§ Stated goal
What is the number of lines containing the string "Dağıtım"? Answer with the number only.

§ Listed records
-- begin --

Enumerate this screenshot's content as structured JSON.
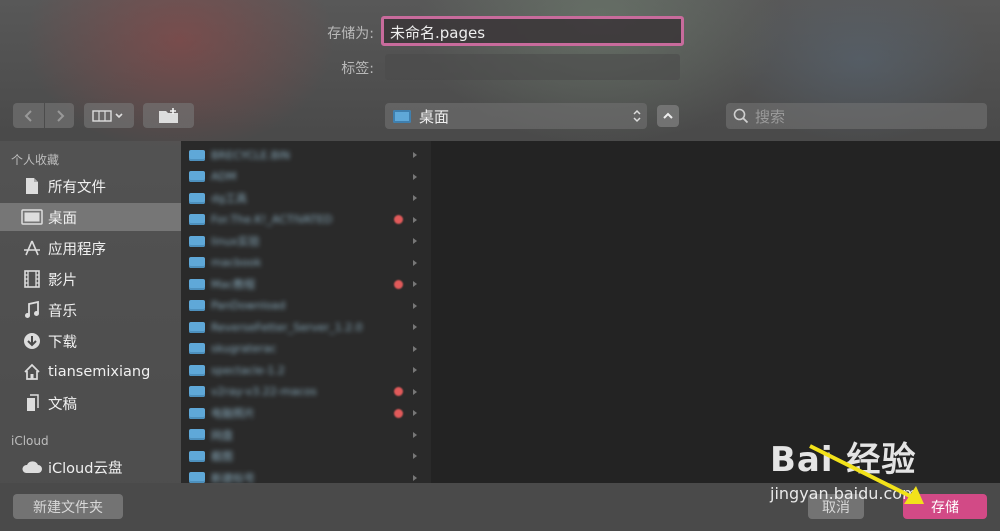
{
  "save_as_label": "存储为:",
  "filename_value": "未命名.pages",
  "tags_label": "标签:",
  "tags_value": "",
  "location_value": "桌面",
  "search_placeholder": "搜索",
  "sidebar": {
    "favorites_header": "个人收藏",
    "items": [
      {
        "label": "所有文件",
        "icon": "document-icon"
      },
      {
        "label": "桌面",
        "icon": "desktop-icon",
        "selected": true
      },
      {
        "label": "应用程序",
        "icon": "applications-icon"
      },
      {
        "label": "影片",
        "icon": "film-icon"
      },
      {
        "label": "音乐",
        "icon": "music-note-icon"
      },
      {
        "label": "下载",
        "icon": "download-icon"
      },
      {
        "label": "tiansemixiang",
        "icon": "home-icon"
      },
      {
        "label": "文稿",
        "icon": "documents-icon"
      }
    ],
    "icloud_header": "iCloud",
    "icloud_items": [
      {
        "label": "iCloud云盘",
        "icon": "cloud-icon"
      }
    ]
  },
  "files": [
    {
      "name": "BRECYCLE.BIN",
      "tag": false
    },
    {
      "name": "ADM",
      "tag": false
    },
    {
      "name": "dg工具",
      "tag": false
    },
    {
      "name": "For.The.K!_ACTIVATED",
      "tag": true
    },
    {
      "name": "linux实验",
      "tag": false
    },
    {
      "name": "macbook",
      "tag": false
    },
    {
      "name": "Mac教程",
      "tag": true
    },
    {
      "name": "PanDownload",
      "tag": false
    },
    {
      "name": "ReverseFetter_Server_1.2.0",
      "tag": false
    },
    {
      "name": "skugraterac",
      "tag": false
    },
    {
      "name": "spectacle-1.2",
      "tag": false
    },
    {
      "name": "v2ray-v3.22-macos",
      "tag": true
    },
    {
      "name": "电脑照片",
      "tag": true
    },
    {
      "name": "网盘",
      "tag": false
    },
    {
      "name": "截图",
      "tag": false
    },
    {
      "name": "新建标号",
      "tag": false
    }
  ],
  "new_folder_label": "新建文件夹",
  "cancel_label": "取消",
  "save_label": "存储",
  "watermark": {
    "brand": "Bai 经验",
    "url": "jingyan.baidu.com"
  },
  "colors": {
    "accent": "#d24a86",
    "focus_ring": "#c86b9c",
    "folder": "#5fa8d8",
    "tag": "#e05a5a"
  }
}
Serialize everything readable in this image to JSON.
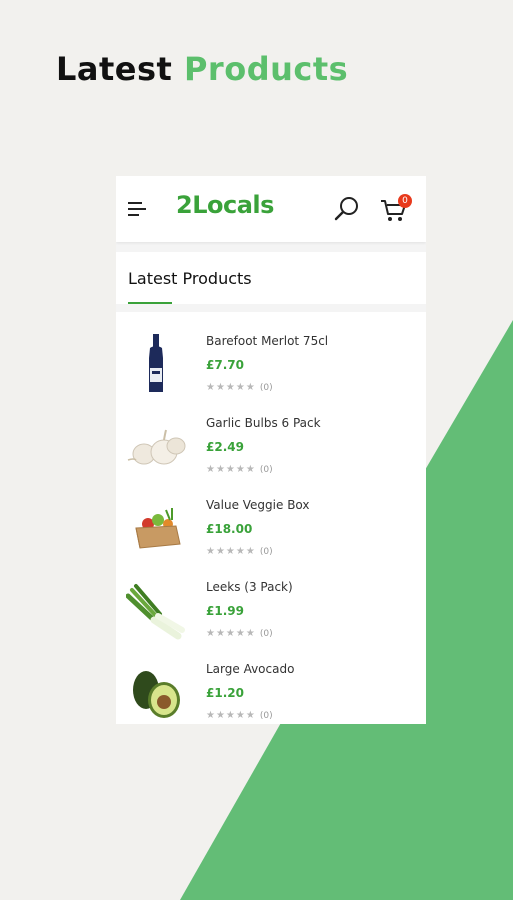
{
  "promo": {
    "title_part1": "Latest ",
    "title_part2": "Products",
    "accent_color": "#5cbf6c"
  },
  "header": {
    "brand": "2Locals",
    "cart_count": "0",
    "brand_color": "#3aa23a"
  },
  "section": {
    "label": "Latest Products"
  },
  "icons": {
    "menu": "menu-icon",
    "search": "search-icon",
    "cart": "cart-icon"
  },
  "products": [
    {
      "name": "Barefoot Merlot 75cl",
      "price": "£7.70",
      "stars": "★★★★★",
      "reviews": "(0)",
      "image": "wine-bottle"
    },
    {
      "name": "Garlic Bulbs 6 Pack",
      "price": "£2.49",
      "stars": "★★★★★",
      "reviews": "(0)",
      "image": "garlic"
    },
    {
      "name": "Value Veggie Box",
      "price": "£18.00",
      "stars": "★★★★★",
      "reviews": "(0)",
      "image": "veggie-box"
    },
    {
      "name": "Leeks (3 Pack)",
      "price": "£1.99",
      "stars": "★★★★★",
      "reviews": "(0)",
      "image": "leeks"
    },
    {
      "name": "Large Avocado",
      "price": "£1.20",
      "stars": "★★★★★",
      "reviews": "(0)",
      "image": "avocado"
    }
  ]
}
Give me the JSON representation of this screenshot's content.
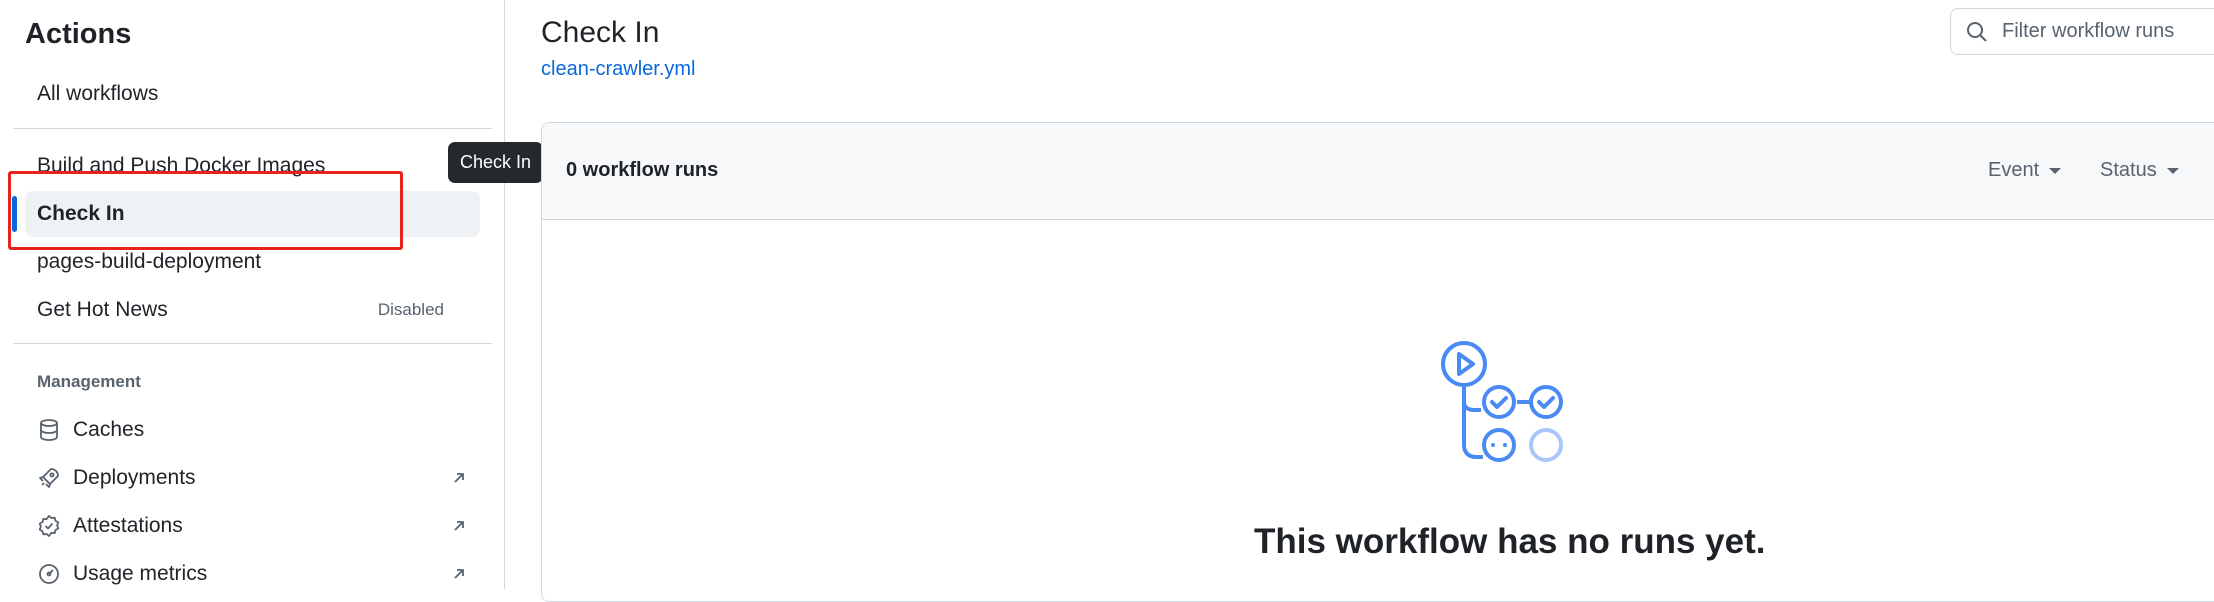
{
  "sidebar": {
    "title": "Actions",
    "all_workflows": "All workflows",
    "workflows": [
      {
        "label": "Build and Push Docker Images"
      },
      {
        "label": "Check In",
        "active": true
      },
      {
        "label": "pages-build-deployment"
      },
      {
        "label": "Get Hot News",
        "badge": "Disabled"
      }
    ],
    "management_label": "Management",
    "management": [
      {
        "label": "Caches",
        "icon": "database-icon"
      },
      {
        "label": "Deployments",
        "icon": "rocket-icon",
        "external": true
      },
      {
        "label": "Attestations",
        "icon": "verified-icon",
        "external": true
      },
      {
        "label": "Usage metrics",
        "icon": "meter-icon",
        "external": true
      }
    ]
  },
  "tooltip": {
    "text": "Check In"
  },
  "header": {
    "title": "Check In",
    "workflow_file": "clean-crawler.yml",
    "filter_placeholder": "Filter workflow runs"
  },
  "runs": {
    "count_label": "0 workflow runs",
    "event_filter": "Event",
    "status_filter": "Status"
  },
  "empty_state": {
    "title": "This workflow has no runs yet."
  },
  "colors": {
    "accent": "#0969da",
    "highlight": "#e8231c",
    "illustration": "#4a8af4"
  }
}
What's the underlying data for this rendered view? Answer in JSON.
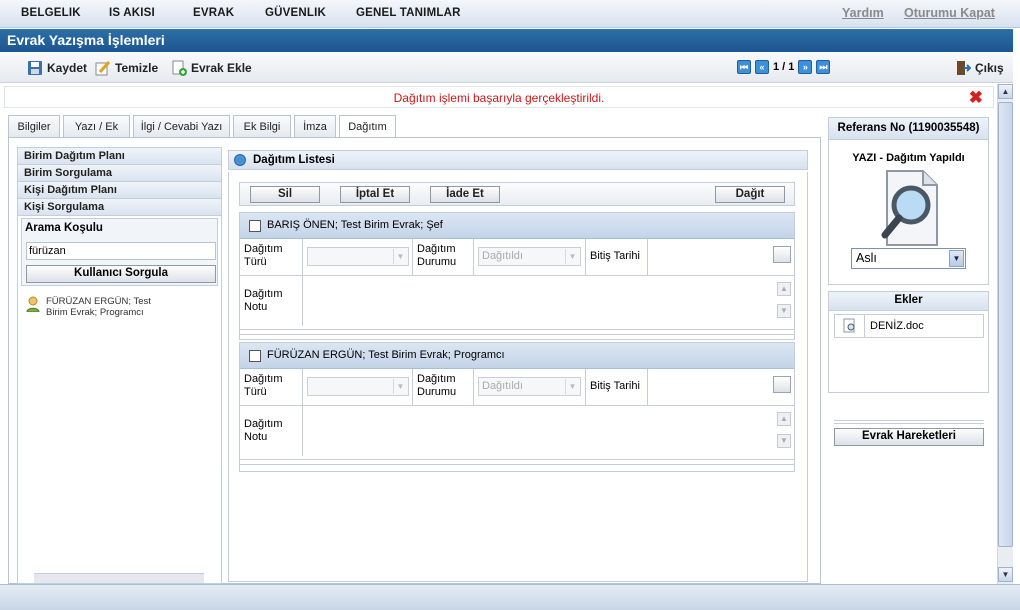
{
  "nav": {
    "menu": [
      "BELGELIK",
      "IS AKISI",
      "EVRAK",
      "GÜVENLIK",
      "GENEL TANIMLAR"
    ],
    "help": "Yardım",
    "logout": "Oturumu Kapat"
  },
  "window": {
    "title": "Evrak Yazışma İşlemleri"
  },
  "toolbar": {
    "save": "Kaydet",
    "clear": "Temizle",
    "add_doc": "Evrak Ekle",
    "page": "1 / 1",
    "exit": "Çıkış"
  },
  "message": "Dağıtım işlemi başarıyla gerçekleştirildi.",
  "tabs": [
    "Bilgiler",
    "Yazı / Ek",
    "İlgi / Cevabi Yazı",
    "Ek Bilgi",
    "İmza",
    "Dağıtım"
  ],
  "left": {
    "items": [
      "Birim Dağıtım Planı",
      "Birim Sorgulama",
      "Kişi Dağıtım Planı",
      "Kişi Sorgulama"
    ],
    "search_label": "Arama Koşulu",
    "search_value": "fürüzan",
    "search_button": "Kullanıcı Sorgula",
    "result_line1": "FÜRÜZAN ERGÜN; Test",
    "result_line2": "Birim Evrak; Programcı"
  },
  "distribution": {
    "title": "Dağıtım Listesi",
    "buttons": {
      "delete": "Sil",
      "cancel": "İptal Et",
      "return": "İade Et",
      "distribute": "Dağıt"
    },
    "labels": {
      "type": "Dağıtım Türü",
      "status": "Dağıtım Durumu",
      "end_date": "Bitiş Tarihi",
      "note": "Dağıtım Notu"
    },
    "recipients": [
      {
        "name": "BARIŞ ÖNEN; Test Birim Evrak; Şef",
        "type": "",
        "status": "Dağıtıldı"
      },
      {
        "name": "FÜRÜZAN ERGÜN; Test Birim Evrak; Programcı",
        "type": "",
        "status": "Dağıtıldı"
      }
    ]
  },
  "reference": {
    "title": "Referans No (1190035548)",
    "status": "YAZI - Dağıtım Yapıldı",
    "copy_type": "Aslı"
  },
  "attachments": {
    "title": "Ekler",
    "files": [
      "DENİZ.doc"
    ]
  },
  "history_button": "Evrak Hareketleri",
  "colors": {
    "title_bar": "#1c5590",
    "message": "#c81818",
    "panel_header": "#d7e2ef"
  }
}
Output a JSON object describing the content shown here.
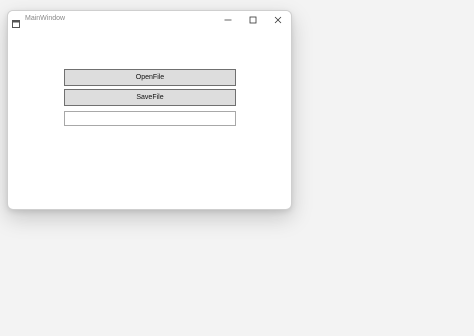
{
  "window": {
    "title": "MainWindow",
    "controls": {
      "minimize_icon": "minimize-icon",
      "maximize_icon": "maximize-icon",
      "close_icon": "close-icon"
    }
  },
  "content": {
    "open_button_label": "OpenFile",
    "save_button_label": "SaveFile",
    "textbox_value": ""
  },
  "colors": {
    "desktop_background": "#f3f3f3",
    "window_background": "#ffffff",
    "button_background": "#dddddd",
    "button_border": "#707070",
    "title_text": "#8a8a8a"
  }
}
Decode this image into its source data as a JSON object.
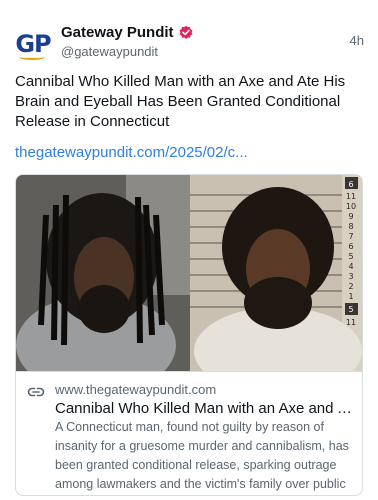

-- end --

§ Solution to this task
9